- **Work instructions**
Extract every entry word for word. Skip the pictures.
──────── Given data ────────
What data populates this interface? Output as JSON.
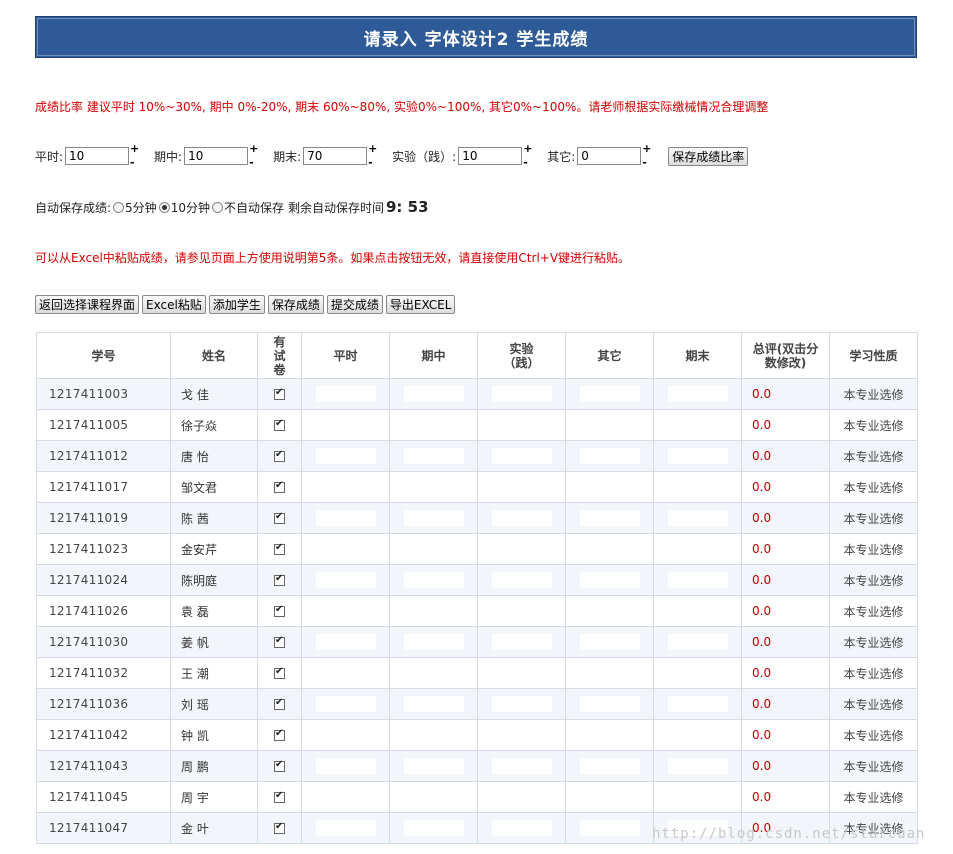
{
  "header": {
    "title": "请录入 字体设计2 学生成绩"
  },
  "notes": {
    "ratio_hint": "成绩比率 建议平时 10%~30%, 期中 0%-20%, 期末 60%~80%, 实验0%~100%, 其它0%~100%。请老师根据实际缴械情况合理调整",
    "excel_hint": "可以从Excel中粘贴成绩，请参见页面上方使用说明第5条。如果点击按钮无效，请直接使用Ctrl+V键进行粘贴。"
  },
  "ratios": [
    {
      "label": "平时:",
      "value": "10"
    },
    {
      "label": "期中:",
      "value": "10"
    },
    {
      "label": "期末:",
      "value": "70"
    },
    {
      "label": "实验（践）:",
      "value": "10"
    },
    {
      "label": "其它:",
      "value": "0"
    }
  ],
  "stepper": {
    "plus": "+",
    "minus": "-"
  },
  "save_ratio_label": "保存成绩比率",
  "autosave": {
    "label": "自动保存成绩:",
    "options": [
      "5分钟",
      "10分钟",
      "不自动保存"
    ],
    "selected_index": 1,
    "remaining_label": "剩余自动保存时间",
    "timer": "9: 53"
  },
  "toolbar": {
    "back": "返回选择课程界面",
    "paste": "Excel粘贴",
    "add": "添加学生",
    "save": "保存成绩",
    "submit": "提交成绩",
    "export": "导出EXCEL"
  },
  "table": {
    "headers": [
      "学号",
      "姓名",
      "有试卷",
      "平时",
      "期中",
      "实验（践）",
      "其它",
      "期末",
      "总评(双击分数修改)",
      "学习性质"
    ],
    "rows": [
      {
        "id": "1217411003",
        "name": "戈 佳",
        "total": "0.0",
        "nature": "本专业选修"
      },
      {
        "id": "1217411005",
        "name": "徐子焱",
        "total": "0.0",
        "nature": "本专业选修"
      },
      {
        "id": "1217411012",
        "name": "唐 怡",
        "total": "0.0",
        "nature": "本专业选修"
      },
      {
        "id": "1217411017",
        "name": "邹文君",
        "total": "0.0",
        "nature": "本专业选修"
      },
      {
        "id": "1217411019",
        "name": "陈 茜",
        "total": "0.0",
        "nature": "本专业选修"
      },
      {
        "id": "1217411023",
        "name": "金安芹",
        "total": "0.0",
        "nature": "本专业选修"
      },
      {
        "id": "1217411024",
        "name": "陈明庭",
        "total": "0.0",
        "nature": "本专业选修"
      },
      {
        "id": "1217411026",
        "name": "袁 磊",
        "total": "0.0",
        "nature": "本专业选修"
      },
      {
        "id": "1217411030",
        "name": "姜 帆",
        "total": "0.0",
        "nature": "本专业选修"
      },
      {
        "id": "1217411032",
        "name": "王 潮",
        "total": "0.0",
        "nature": "本专业选修"
      },
      {
        "id": "1217411036",
        "name": "刘 瑶",
        "total": "0.0",
        "nature": "本专业选修"
      },
      {
        "id": "1217411042",
        "name": "钟 凯",
        "total": "0.0",
        "nature": "本专业选修"
      },
      {
        "id": "1217411043",
        "name": "周 鹏",
        "total": "0.0",
        "nature": "本专业选修"
      },
      {
        "id": "1217411045",
        "name": "周 宇",
        "total": "0.0",
        "nature": "本专业选修"
      },
      {
        "id": "1217411047",
        "name": "金 叶",
        "total": "0.0",
        "nature": "本专业选修"
      }
    ]
  },
  "watermark": "http://blog.csdn.net/starcuan"
}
────────
- **Exercise response**
What data populates this interface? Output as JSON.
{
  "header": {
    "title": "请录入 字体设计2 学生成绩"
  },
  "notes": {
    "ratio_hint": "成绩比率 建议平时 10%~30%, 期中 0%-20%, 期末 60%~80%, 实验0%~100%, 其它0%~100%。请老师根据实际缴械情况合理调整",
    "excel_hint": "可以从Excel中粘贴成绩，请参见页面上方使用说明第5条。如果点击按钮无效，请直接使用Ctrl+V键进行粘贴。"
  },
  "ratios": [
    {
      "label": "平时:",
      "value": "10"
    },
    {
      "label": "期中:",
      "value": "10"
    },
    {
      "label": "期末:",
      "value": "70"
    },
    {
      "label": "实验（践）:",
      "value": "10"
    },
    {
      "label": "其它:",
      "value": "0"
    }
  ],
  "stepper": {
    "plus": "+",
    "minus": "-"
  },
  "save_ratio_label": "保存成绩比率",
  "autosave": {
    "label": "自动保存成绩:",
    "options": [
      "5分钟",
      "10分钟",
      "不自动保存"
    ],
    "selected_index": 1,
    "remaining_label": "剩余自动保存时间",
    "timer": "9: 53"
  },
  "toolbar": {
    "back": "返回选择课程界面",
    "paste": "Excel粘贴",
    "add": "添加学生",
    "save": "保存成绩",
    "submit": "提交成绩",
    "export": "导出EXCEL"
  },
  "table": {
    "headers": [
      "学号",
      "姓名",
      "有试卷",
      "平时",
      "期中",
      "实验（践）",
      "其它",
      "期末",
      "总评(双击分数修改)",
      "学习性质"
    ],
    "rows": [
      {
        "id": "1217411003",
        "name": "戈 佳",
        "total": "0.0",
        "nature": "本专业选修"
      },
      {
        "id": "1217411005",
        "name": "徐子焱",
        "total": "0.0",
        "nature": "本专业选修"
      },
      {
        "id": "1217411012",
        "name": "唐 怡",
        "total": "0.0",
        "nature": "本专业选修"
      },
      {
        "id": "1217411017",
        "name": "邹文君",
        "total": "0.0",
        "nature": "本专业选修"
      },
      {
        "id": "1217411019",
        "name": "陈 茜",
        "total": "0.0",
        "nature": "本专业选修"
      },
      {
        "id": "1217411023",
        "name": "金安芹",
        "total": "0.0",
        "nature": "本专业选修"
      },
      {
        "id": "1217411024",
        "name": "陈明庭",
        "total": "0.0",
        "nature": "本专业选修"
      },
      {
        "id": "1217411026",
        "name": "袁 磊",
        "total": "0.0",
        "nature": "本专业选修"
      },
      {
        "id": "1217411030",
        "name": "姜 帆",
        "total": "0.0",
        "nature": "本专业选修"
      },
      {
        "id": "1217411032",
        "name": "王 潮",
        "total": "0.0",
        "nature": "本专业选修"
      },
      {
        "id": "1217411036",
        "name": "刘 瑶",
        "total": "0.0",
        "nature": "本专业选修"
      },
      {
        "id": "1217411042",
        "name": "钟 凯",
        "total": "0.0",
        "nature": "本专业选修"
      },
      {
        "id": "1217411043",
        "name": "周 鹏",
        "total": "0.0",
        "nature": "本专业选修"
      },
      {
        "id": "1217411045",
        "name": "周 宇",
        "total": "0.0",
        "nature": "本专业选修"
      },
      {
        "id": "1217411047",
        "name": "金 叶",
        "total": "0.0",
        "nature": "本专业选修"
      }
    ]
  },
  "watermark": "http://blog.csdn.net/starcuan"
}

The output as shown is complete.